» DIRECTION: Across the entries below, how many lines contain the string "Biblioteca"? Give only the count.

» RECORD EXCERPTS:

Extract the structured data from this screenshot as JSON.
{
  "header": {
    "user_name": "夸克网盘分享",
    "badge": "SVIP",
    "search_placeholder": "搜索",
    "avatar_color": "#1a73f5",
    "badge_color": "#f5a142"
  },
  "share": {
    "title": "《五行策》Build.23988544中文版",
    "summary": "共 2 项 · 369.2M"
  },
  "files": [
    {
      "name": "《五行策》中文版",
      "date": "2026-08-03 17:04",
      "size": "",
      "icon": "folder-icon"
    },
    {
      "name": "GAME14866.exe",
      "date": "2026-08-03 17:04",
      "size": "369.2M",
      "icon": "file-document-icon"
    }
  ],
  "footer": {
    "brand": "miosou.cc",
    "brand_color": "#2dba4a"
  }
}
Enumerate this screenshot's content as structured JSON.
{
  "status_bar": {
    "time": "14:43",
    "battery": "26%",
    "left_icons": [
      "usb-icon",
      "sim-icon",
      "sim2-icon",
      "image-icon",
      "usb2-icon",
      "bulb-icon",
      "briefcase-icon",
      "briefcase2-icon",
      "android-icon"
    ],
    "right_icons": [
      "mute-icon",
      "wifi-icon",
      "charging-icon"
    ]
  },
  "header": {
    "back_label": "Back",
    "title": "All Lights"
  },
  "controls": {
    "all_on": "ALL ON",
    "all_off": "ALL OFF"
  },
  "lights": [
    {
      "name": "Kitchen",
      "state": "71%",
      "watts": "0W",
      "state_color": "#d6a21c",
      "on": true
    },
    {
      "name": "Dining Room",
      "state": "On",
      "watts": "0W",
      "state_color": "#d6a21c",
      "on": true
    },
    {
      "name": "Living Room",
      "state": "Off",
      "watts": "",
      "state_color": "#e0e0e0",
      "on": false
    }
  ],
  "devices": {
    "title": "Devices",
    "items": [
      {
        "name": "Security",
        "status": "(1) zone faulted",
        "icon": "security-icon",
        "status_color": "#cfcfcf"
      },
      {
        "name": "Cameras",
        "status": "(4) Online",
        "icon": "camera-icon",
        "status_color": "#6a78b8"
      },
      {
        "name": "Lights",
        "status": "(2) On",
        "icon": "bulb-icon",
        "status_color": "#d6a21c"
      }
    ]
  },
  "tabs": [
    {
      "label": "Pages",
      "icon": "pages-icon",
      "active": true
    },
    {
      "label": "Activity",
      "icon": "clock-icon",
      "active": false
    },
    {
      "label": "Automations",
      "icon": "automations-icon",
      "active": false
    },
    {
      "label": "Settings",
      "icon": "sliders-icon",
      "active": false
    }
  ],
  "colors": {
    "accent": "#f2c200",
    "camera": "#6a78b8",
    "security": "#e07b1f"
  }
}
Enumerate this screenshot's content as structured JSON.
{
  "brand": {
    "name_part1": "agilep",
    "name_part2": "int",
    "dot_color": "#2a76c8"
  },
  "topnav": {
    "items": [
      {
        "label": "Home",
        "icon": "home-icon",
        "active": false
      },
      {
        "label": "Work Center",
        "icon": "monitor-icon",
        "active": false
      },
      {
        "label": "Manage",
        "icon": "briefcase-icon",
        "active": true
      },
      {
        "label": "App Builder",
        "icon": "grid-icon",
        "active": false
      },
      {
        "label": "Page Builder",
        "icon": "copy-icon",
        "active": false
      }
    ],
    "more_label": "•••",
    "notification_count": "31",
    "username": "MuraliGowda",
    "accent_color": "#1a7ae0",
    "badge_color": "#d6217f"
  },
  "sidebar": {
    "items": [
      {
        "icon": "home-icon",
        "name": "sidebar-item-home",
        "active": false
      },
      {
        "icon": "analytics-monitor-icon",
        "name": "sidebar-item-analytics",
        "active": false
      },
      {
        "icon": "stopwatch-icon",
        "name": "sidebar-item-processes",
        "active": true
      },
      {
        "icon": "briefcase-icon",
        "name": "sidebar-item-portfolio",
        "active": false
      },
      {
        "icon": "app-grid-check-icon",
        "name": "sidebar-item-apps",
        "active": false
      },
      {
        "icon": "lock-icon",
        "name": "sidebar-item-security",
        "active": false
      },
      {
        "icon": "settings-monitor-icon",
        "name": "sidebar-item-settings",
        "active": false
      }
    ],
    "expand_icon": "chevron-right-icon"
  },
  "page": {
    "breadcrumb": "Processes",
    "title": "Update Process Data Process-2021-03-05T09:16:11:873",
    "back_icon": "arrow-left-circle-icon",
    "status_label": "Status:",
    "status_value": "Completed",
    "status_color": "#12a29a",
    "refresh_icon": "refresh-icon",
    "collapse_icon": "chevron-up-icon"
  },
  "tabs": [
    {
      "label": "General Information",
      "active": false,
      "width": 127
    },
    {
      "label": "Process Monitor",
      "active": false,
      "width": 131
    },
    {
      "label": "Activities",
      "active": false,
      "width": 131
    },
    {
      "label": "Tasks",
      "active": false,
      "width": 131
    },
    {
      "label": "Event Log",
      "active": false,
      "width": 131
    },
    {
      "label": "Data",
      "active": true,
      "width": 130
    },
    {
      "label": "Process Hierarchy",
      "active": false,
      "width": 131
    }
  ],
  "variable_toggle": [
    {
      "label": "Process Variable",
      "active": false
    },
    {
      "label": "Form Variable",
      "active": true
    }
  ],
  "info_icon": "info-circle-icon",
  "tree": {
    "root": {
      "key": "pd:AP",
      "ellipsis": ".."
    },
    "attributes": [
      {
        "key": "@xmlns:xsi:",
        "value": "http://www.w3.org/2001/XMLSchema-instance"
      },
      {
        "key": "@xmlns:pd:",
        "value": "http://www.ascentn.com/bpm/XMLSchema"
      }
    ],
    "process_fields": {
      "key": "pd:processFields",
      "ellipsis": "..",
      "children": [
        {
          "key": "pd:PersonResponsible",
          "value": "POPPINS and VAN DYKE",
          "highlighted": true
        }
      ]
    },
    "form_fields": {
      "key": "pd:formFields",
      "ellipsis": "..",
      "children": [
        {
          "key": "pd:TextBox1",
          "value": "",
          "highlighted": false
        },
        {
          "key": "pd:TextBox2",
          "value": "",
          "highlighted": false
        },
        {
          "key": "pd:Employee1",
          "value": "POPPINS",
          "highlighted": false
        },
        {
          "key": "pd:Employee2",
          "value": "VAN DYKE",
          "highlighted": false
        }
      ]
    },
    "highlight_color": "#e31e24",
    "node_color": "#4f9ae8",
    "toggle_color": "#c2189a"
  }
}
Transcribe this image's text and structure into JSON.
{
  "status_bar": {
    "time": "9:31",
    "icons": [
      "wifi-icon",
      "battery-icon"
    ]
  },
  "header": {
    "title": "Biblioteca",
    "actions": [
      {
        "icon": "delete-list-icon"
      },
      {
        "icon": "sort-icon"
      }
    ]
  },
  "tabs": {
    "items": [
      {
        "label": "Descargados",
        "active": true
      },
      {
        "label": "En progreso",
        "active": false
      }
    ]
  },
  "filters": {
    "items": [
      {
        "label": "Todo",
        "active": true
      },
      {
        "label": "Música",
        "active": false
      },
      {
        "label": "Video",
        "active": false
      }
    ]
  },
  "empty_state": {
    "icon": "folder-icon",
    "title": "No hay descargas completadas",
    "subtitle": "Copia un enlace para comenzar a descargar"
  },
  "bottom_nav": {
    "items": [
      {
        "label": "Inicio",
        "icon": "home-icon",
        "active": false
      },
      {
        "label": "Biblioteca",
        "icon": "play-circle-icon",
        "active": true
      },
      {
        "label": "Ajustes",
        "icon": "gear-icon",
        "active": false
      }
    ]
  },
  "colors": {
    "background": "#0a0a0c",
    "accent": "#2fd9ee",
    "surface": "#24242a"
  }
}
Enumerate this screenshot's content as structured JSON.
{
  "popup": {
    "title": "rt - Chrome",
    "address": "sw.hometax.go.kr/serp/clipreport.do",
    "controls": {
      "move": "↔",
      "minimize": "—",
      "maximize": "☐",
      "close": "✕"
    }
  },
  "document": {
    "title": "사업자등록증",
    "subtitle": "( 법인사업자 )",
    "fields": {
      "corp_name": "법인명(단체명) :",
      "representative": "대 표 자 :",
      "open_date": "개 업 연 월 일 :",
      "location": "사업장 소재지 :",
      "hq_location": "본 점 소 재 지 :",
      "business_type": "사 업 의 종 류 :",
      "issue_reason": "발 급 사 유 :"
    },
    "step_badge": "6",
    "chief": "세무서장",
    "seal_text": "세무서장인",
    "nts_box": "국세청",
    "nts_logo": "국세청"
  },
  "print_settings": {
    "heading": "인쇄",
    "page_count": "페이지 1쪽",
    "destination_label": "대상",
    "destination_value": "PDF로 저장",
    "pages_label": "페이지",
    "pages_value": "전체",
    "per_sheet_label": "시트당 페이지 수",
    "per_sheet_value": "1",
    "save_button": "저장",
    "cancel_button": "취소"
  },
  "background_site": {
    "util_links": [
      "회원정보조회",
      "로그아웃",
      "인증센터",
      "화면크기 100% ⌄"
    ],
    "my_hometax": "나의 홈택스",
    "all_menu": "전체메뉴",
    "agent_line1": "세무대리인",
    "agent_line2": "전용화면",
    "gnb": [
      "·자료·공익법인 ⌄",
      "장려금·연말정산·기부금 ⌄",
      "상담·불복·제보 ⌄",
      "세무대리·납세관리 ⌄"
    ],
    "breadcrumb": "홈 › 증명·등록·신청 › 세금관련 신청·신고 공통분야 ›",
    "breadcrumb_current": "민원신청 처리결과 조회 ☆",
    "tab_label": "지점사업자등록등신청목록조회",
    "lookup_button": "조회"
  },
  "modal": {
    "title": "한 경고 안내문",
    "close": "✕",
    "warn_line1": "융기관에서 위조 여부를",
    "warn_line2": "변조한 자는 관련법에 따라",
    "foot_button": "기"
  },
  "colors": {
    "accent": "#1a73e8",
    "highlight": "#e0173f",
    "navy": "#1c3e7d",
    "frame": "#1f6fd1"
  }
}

» SOLUTION TO THIS EXERCISE: 2